- _SOURCE DATA_
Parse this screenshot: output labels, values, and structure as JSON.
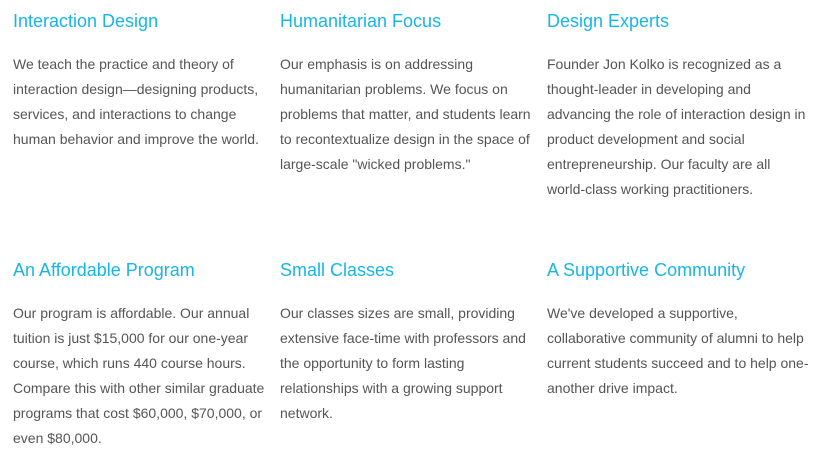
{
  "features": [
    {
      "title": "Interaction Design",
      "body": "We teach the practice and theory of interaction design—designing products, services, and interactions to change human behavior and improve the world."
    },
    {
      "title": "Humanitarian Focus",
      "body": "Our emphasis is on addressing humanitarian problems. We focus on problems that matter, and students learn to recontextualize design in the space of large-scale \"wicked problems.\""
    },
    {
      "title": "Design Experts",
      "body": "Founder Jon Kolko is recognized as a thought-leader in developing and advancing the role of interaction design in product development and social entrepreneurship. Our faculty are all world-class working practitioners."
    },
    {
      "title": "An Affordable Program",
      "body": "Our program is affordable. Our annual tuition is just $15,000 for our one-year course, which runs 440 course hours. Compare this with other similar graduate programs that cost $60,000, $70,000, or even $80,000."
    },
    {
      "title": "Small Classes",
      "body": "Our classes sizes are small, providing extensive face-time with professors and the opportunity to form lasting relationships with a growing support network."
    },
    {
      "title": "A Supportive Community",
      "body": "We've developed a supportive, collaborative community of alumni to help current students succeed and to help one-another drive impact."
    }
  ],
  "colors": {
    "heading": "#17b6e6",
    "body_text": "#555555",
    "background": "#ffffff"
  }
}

- _EXERCISE PROMPT_
Copy out each line of the data containing the string "students".

- _CORRECT ANSWER_
      "body": "Our emphasis is on addressing humanitarian problems. We focus on problems that matter, and students learn to recontextualize design in the space of large-scale \"wicked problems.\""
      "body": "We've developed a supportive, collaborative community of alumni to help current students succeed and to help one-another drive impact."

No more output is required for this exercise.